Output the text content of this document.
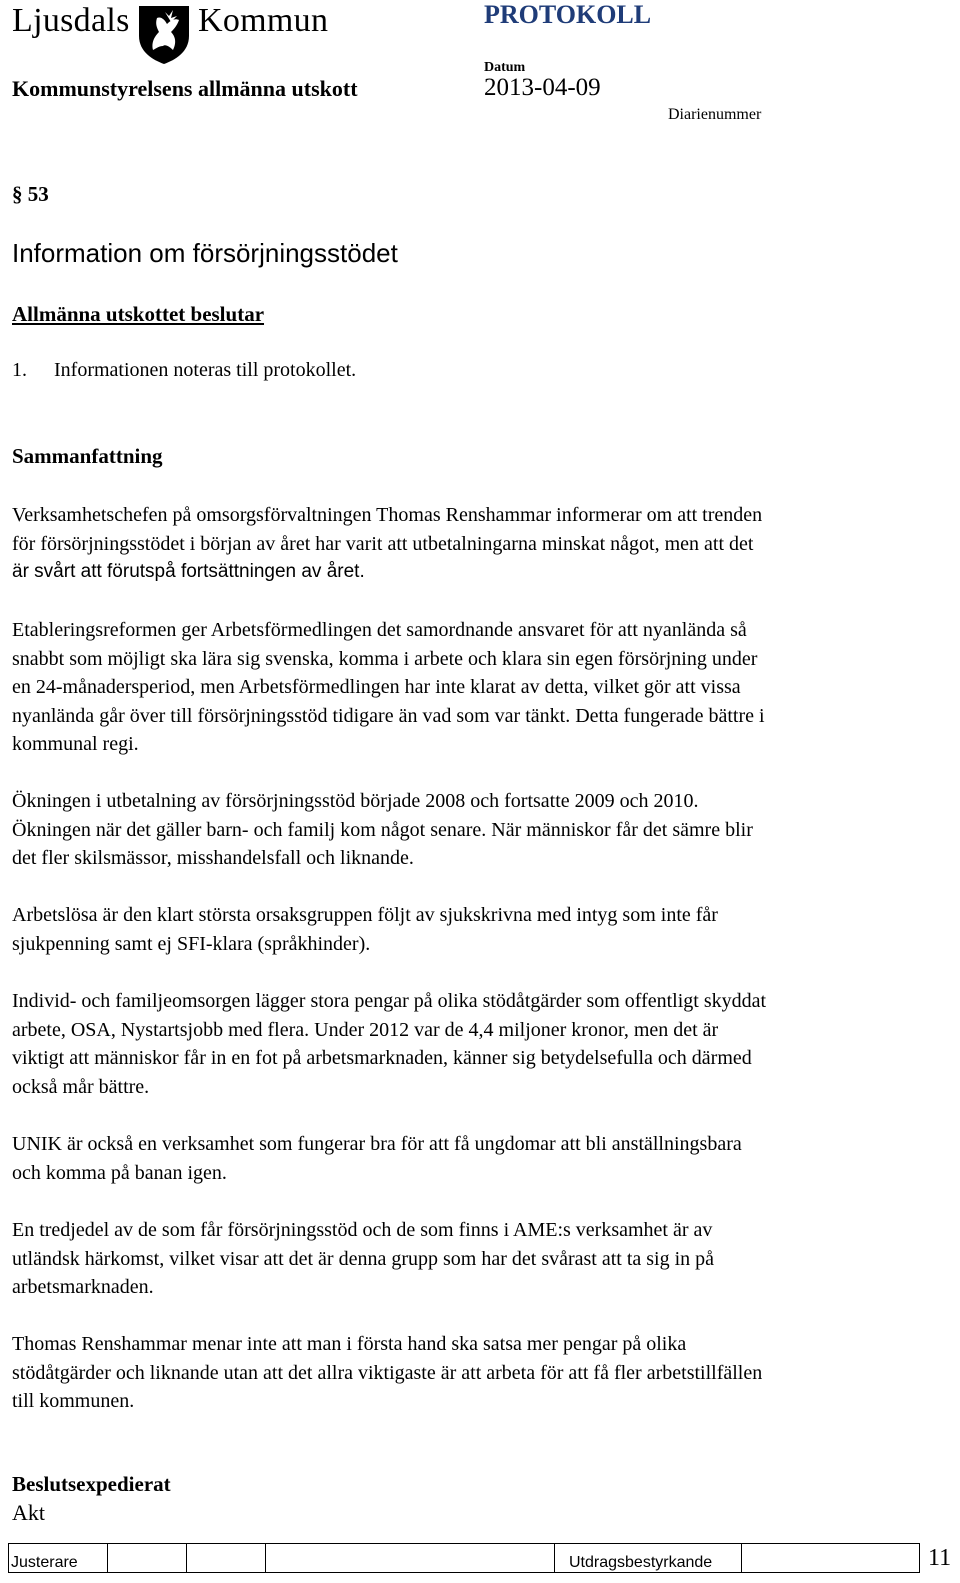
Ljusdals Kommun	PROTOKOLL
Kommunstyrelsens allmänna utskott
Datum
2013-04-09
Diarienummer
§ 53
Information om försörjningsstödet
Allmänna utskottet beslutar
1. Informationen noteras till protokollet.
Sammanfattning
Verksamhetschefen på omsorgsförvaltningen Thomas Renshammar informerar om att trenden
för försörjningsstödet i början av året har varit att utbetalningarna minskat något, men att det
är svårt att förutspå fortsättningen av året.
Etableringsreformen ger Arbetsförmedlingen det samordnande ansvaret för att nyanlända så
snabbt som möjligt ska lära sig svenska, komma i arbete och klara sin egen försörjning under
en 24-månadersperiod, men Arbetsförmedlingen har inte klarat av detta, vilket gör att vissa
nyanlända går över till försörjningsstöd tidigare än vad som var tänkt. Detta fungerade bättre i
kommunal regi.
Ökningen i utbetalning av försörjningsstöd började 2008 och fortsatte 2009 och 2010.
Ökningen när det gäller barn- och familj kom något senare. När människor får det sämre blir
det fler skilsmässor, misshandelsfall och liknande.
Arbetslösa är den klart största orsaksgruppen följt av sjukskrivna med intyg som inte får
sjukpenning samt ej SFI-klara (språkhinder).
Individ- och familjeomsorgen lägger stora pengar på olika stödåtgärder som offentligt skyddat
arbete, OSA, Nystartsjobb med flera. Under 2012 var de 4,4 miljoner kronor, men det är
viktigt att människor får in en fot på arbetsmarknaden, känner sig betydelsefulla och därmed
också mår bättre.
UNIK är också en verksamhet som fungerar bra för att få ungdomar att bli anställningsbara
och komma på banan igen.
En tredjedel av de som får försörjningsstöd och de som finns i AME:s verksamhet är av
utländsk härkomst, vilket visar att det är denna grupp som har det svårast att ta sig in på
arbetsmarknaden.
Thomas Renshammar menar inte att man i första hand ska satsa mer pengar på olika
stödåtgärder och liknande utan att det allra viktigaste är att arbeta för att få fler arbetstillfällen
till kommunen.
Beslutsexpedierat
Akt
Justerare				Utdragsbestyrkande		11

____________________

Give every line back word for word and leave the pictures out.

Output the text content of this document.
Ljusdals Kommun	PROTOKOLL
Kommunstyrelsens allmänna utskott
Datum
2013-04-09
Diarienummer
§ 53
Information om försörjningsstödet
Allmänna utskottet beslutar
1. Informationen noteras till protokollet.
Sammanfattning
Verksamhetschefen på omsorgsförvaltningen Thomas Renshammar informerar om att trenden
för försörjningsstödet i början av året har varit att utbetalningarna minskat något, men att det
är svårt att förutspå fortsättningen av året.
Etableringsreformen ger Arbetsförmedlingen det samordnande ansvaret för att nyanlända så
snabbt som möjligt ska lära sig svenska, komma i arbete och klara sin egen försörjning under
en 24-månadersperiod, men Arbetsförmedlingen har inte klarat av detta, vilket gör att vissa
nyanlända går över till försörjningsstöd tidigare än vad som var tänkt. Detta fungerade bättre i
kommunal regi.
Ökningen i utbetalning av försörjningsstöd började 2008 och fortsatte 2009 och 2010.
Ökningen när det gäller barn- och familj kom något senare. När människor får det sämre blir
det fler skilsmässor, misshandelsfall och liknande.
Arbetslösa är den klart största orsaksgruppen följt av sjukskrivna med intyg som inte får
sjukpenning samt ej SFI-klara (språkhinder).
Individ- och familjeomsorgen lägger stora pengar på olika stödåtgärder som offentligt skyddat
arbete, OSA, Nystartsjobb med flera. Under 2012 var de 4,4 miljoner kronor, men det är
viktigt att människor får in en fot på arbetsmarknaden, känner sig betydelsefulla och därmed
också mår bättre.
UNIK är också en verksamhet som fungerar bra för att få ungdomar att bli anställningsbara
och komma på banan igen.
En tredjedel av de som får försörjningsstöd och de som finns i AME:s verksamhet är av
utländsk härkomst, vilket visar att det är denna grupp som har det svårast att ta sig in på
arbetsmarknaden.
Thomas Renshammar menar inte att man i första hand ska satsa mer pengar på olika
stödåtgärder och liknande utan att det allra viktigaste är att arbeta för att få fler arbetstillfällen
till kommunen.
Beslutsexpedierat
Akt
Justerare				Utdragsbestyrkande		11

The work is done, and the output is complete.